Data to process:
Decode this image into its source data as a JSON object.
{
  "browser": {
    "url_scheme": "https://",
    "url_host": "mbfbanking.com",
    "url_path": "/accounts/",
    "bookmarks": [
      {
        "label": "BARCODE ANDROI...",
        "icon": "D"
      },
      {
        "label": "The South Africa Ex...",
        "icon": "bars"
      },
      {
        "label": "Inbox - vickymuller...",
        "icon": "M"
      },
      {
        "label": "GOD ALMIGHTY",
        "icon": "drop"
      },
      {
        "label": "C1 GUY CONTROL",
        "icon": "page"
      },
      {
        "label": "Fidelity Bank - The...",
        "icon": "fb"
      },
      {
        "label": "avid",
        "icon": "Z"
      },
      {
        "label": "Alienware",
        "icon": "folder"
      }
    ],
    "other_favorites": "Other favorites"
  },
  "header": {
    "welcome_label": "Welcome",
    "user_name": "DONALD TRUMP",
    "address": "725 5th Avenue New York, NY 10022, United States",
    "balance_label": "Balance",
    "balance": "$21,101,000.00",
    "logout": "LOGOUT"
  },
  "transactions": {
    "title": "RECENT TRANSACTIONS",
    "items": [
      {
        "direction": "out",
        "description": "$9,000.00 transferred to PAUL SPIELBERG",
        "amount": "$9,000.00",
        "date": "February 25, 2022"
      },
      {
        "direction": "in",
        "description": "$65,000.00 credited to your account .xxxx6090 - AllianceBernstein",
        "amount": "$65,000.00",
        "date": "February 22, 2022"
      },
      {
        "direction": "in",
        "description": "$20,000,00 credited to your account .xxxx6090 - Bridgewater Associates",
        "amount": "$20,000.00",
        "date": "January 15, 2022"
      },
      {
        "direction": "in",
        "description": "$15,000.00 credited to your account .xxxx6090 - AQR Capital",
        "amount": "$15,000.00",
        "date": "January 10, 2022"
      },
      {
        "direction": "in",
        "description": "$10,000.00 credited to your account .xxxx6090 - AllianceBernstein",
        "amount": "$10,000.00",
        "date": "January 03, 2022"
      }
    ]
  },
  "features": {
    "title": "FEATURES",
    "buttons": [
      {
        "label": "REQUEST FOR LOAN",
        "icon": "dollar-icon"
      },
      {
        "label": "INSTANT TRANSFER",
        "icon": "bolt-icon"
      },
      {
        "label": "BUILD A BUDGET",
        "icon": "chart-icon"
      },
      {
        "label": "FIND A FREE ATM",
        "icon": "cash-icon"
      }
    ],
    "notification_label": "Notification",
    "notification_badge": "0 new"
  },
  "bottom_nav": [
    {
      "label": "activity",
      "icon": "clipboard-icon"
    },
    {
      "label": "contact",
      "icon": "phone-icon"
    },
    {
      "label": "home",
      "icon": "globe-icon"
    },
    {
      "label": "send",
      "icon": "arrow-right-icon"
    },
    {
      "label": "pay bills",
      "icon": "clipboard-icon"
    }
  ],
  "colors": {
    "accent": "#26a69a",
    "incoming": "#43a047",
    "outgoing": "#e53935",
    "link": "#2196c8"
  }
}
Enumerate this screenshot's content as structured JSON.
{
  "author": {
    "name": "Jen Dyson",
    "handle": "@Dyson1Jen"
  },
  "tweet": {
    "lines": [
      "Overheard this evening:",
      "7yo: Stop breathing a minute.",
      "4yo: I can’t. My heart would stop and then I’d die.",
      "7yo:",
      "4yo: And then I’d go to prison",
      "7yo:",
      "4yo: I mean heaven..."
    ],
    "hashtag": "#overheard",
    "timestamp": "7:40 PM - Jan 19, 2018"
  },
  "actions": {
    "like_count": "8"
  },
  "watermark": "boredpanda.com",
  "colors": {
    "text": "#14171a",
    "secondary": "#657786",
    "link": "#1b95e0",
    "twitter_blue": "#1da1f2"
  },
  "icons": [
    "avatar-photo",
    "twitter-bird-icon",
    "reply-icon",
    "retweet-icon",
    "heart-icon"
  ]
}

To do: Quote each line above in full, word for word.

Exercise answer:
Decode this image into its source data as a JSON object.
{
  "browser": {
    "url_scheme": "https://",
    "url_host": "mbfbanking.com",
    "url_path": "/accounts/",
    "bookmarks": [
      {
        "label": "BARCODE ANDROI...",
        "icon": "D"
      },
      {
        "label": "The South Africa Ex...",
        "icon": "bars"
      },
      {
        "label": "Inbox - vickymuller...",
        "icon": "M"
      },
      {
        "label": "GOD ALMIGHTY",
        "icon": "drop"
      },
      {
        "label": "C1 GUY CONTROL",
        "icon": "page"
      },
      {
        "label": "Fidelity Bank - The...",
        "icon": "fb"
      },
      {
        "label": "avid",
        "icon": "Z"
      },
      {
        "label": "Alienware",
        "icon": "folder"
      }
    ],
    "other_favorites": "Other favorites"
  },
  "header": {
    "welcome_label": "Welcome",
    "user_name": "DONALD TRUMP",
    "address": "725 5th Avenue New York, NY 10022, United States",
    "balance_label": "Balance",
    "balance": "$21,101,000.00",
    "logout": "LOGOUT"
  },
  "transactions": {
    "title": "RECENT TRANSACTIONS",
    "items": [
      {
        "direction": "out",
        "description": "$9,000.00 transferred to PAUL SPIELBERG",
        "amount": "$9,000.00",
        "date": "February 25, 2022"
      },
      {
        "direction": "in",
        "description": "$65,000.00 credited to your account .xxxx6090 - AllianceBernstein",
        "amount": "$65,000.00",
        "date": "February 22, 2022"
      },
      {
        "direction": "in",
        "description": "$20,000,00 credited to your account .xxxx6090 - Bridgewater Associates",
        "amount": "$20,000.00",
        "date": "January 15, 2022"
      },
      {
        "direction": "in",
        "description": "$15,000.00 credited to your account .xxxx6090 - AQR Capital",
        "amount": "$15,000.00",
        "date": "January 10, 2022"
      },
      {
        "direction": "in",
        "description": "$10,000.00 credited to your account .xxxx6090 - AllianceBernstein",
        "amount": "$10,000.00",
        "date": "January 03, 2022"
      }
    ]
  },
  "features": {
    "title": "FEATURES",
    "buttons": [
      {
        "label": "REQUEST FOR LOAN",
        "icon": "dollar-icon"
      },
      {
        "label": "INSTANT TRANSFER",
        "icon": "bolt-icon"
      },
      {
        "label": "BUILD A BUDGET",
        "icon": "chart-icon"
      },
      {
        "label": "FIND A FREE ATM",
        "icon": "cash-icon"
      }
    ],
    "notification_label": "Notification",
    "notification_badge": "0 new"
  },
  "bottom_nav": [
    {
      "label": "activity",
      "icon": "clipboard-icon"
    },
    {
      "label": "contact",
      "icon": "phone-icon"
    },
    {
      "label": "home",
      "icon": "globe-icon"
    },
    {
      "label": "send",
      "icon": "arrow-right-icon"
    },
    {
      "label": "pay bills",
      "icon": "clipboard-icon"
    }
  ],
  "colors": {
    "accent": "#26a69a",
    "incoming": "#43a047",
    "outgoing": "#e53935",
    "link": "#2196c8"
  }
}
Enumerate this screenshot's content as structured JSON.
{
  "author": {
    "name": "Jen Dyson",
    "handle": "@Dyson1Jen"
  },
  "tweet": {
    "lines": [
      "Overheard this evening:",
      "7yo: Stop breathing a minute.",
      "4yo: I can’t. My heart would stop and then I’d die.",
      "7yo:",
      "4yo: And then I’d go to prison",
      "7yo:",
      "4yo: I mean heaven..."
    ],
    "hashtag": "#overheard",
    "timestamp": "7:40 PM - Jan 19, 2018"
  },
  "actions": {
    "like_count": "8"
  },
  "watermark": "boredpanda.com",
  "colors": {
    "text": "#14171a",
    "secondary": "#657786",
    "link": "#1b95e0",
    "twitter_blue": "#1da1f2"
  },
  "icons": [
    "avatar-photo",
    "twitter-bird-icon",
    "reply-icon",
    "retweet-icon",
    "heart-icon"
  ]
}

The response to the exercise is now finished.